__What you are asked to do__: Extract the whole listing as it stands. Do not include the pictures.

(Dataset rows)
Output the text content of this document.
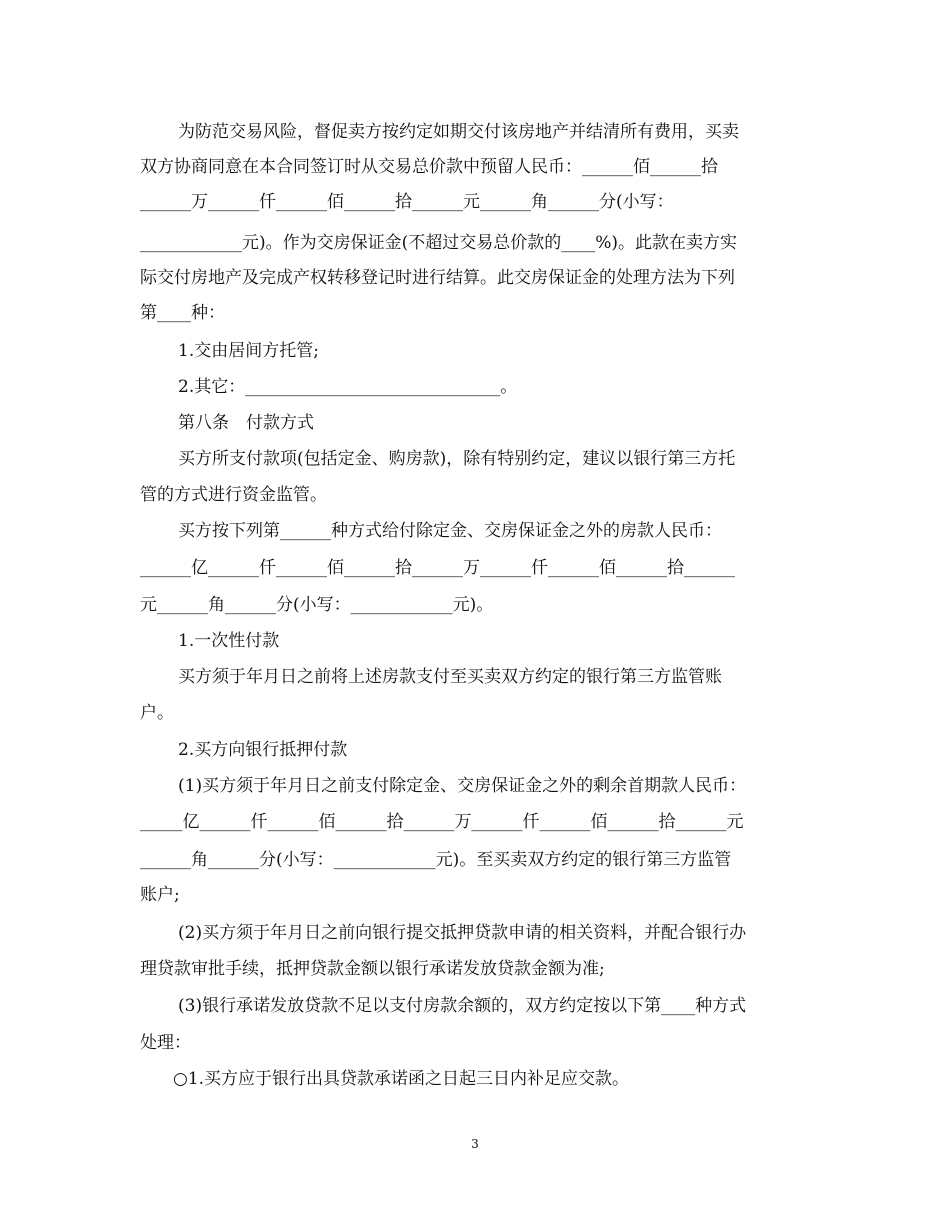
为防范交易风险，督促卖方按约定如期交付该房地产并结清所有费用，买卖
双方协商同意在本合同签订时从交易总价款中预留人民币：______佰______拾
______万______仟______佰______拾______元______角______分(小写：
____________元)。作为交房保证金(不超过交易总价款的____%)。此款在卖方实
际交付房地产及完成产权转移登记时进行结算。此交房保证金的处理方法为下列
第____种：
1.交由居间方托管;
2.其它：______________________________。
第八条　付款方式
买方所支付款项(包括定金、购房款)，除有特别约定，建议以银行第三方托
管的方式进行资金监管。
买方按下列第______种方式给付除定金、交房保证金之外的房款人民币：
______亿______仟______佰______拾______万______仟______佰______拾______
元______角______分(小写：____________元)。
1.一次性付款
买方须于年月日之前将上述房款支付至买卖双方约定的银行第三方监管账
户。
2.买方向银行抵押付款
(1)买方须于年月日之前支付除定金、交房保证金之外的剩余首期款人民币：
_____亿______仟______佰______拾______万______仟______佰______拾______元
______角______分(小写：____________元)。至买卖双方约定的银行第三方监管
账户;
(2)买方须于年月日之前向银行提交抵押贷款申请的相关资料，并配合银行办
理贷款审批手续，抵押贷款金额以银行承诺发放贷款金额为准;
(3)银行承诺发放贷款不足以支付房款余额的，双方约定按以下第____种方式
处理：
○1.买方应于银行出具贷款承诺函之日起三日内补足应交款。
3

__Result for this exercise__:
Output the text content of this document.
为防范交易风险，督促卖方按约定如期交付该房地产并结清所有费用，买卖
双方协商同意在本合同签订时从交易总价款中预留人民币：______佰______拾
______万______仟______佰______拾______元______角______分(小写：
____________元)。作为交房保证金(不超过交易总价款的____%)。此款在卖方实
际交付房地产及完成产权转移登记时进行结算。此交房保证金的处理方法为下列
第____种：
1.交由居间方托管;
2.其它：______________________________。
第八条　付款方式
买方所支付款项(包括定金、购房款)，除有特别约定，建议以银行第三方托
管的方式进行资金监管。
买方按下列第______种方式给付除定金、交房保证金之外的房款人民币：
______亿______仟______佰______拾______万______仟______佰______拾______
元______角______分(小写：____________元)。
1.一次性付款
买方须于年月日之前将上述房款支付至买卖双方约定的银行第三方监管账
户。
2.买方向银行抵押付款
(1)买方须于年月日之前支付除定金、交房保证金之外的剩余首期款人民币：
_____亿______仟______佰______拾______万______仟______佰______拾______元
______角______分(小写：____________元)。至买卖双方约定的银行第三方监管
账户;
(2)买方须于年月日之前向银行提交抵押贷款申请的相关资料，并配合银行办
理贷款审批手续，抵押贷款金额以银行承诺发放贷款金额为准;
(3)银行承诺发放贷款不足以支付房款余额的，双方约定按以下第____种方式
处理：
○1.买方应于银行出具贷款承诺函之日起三日内补足应交款。
3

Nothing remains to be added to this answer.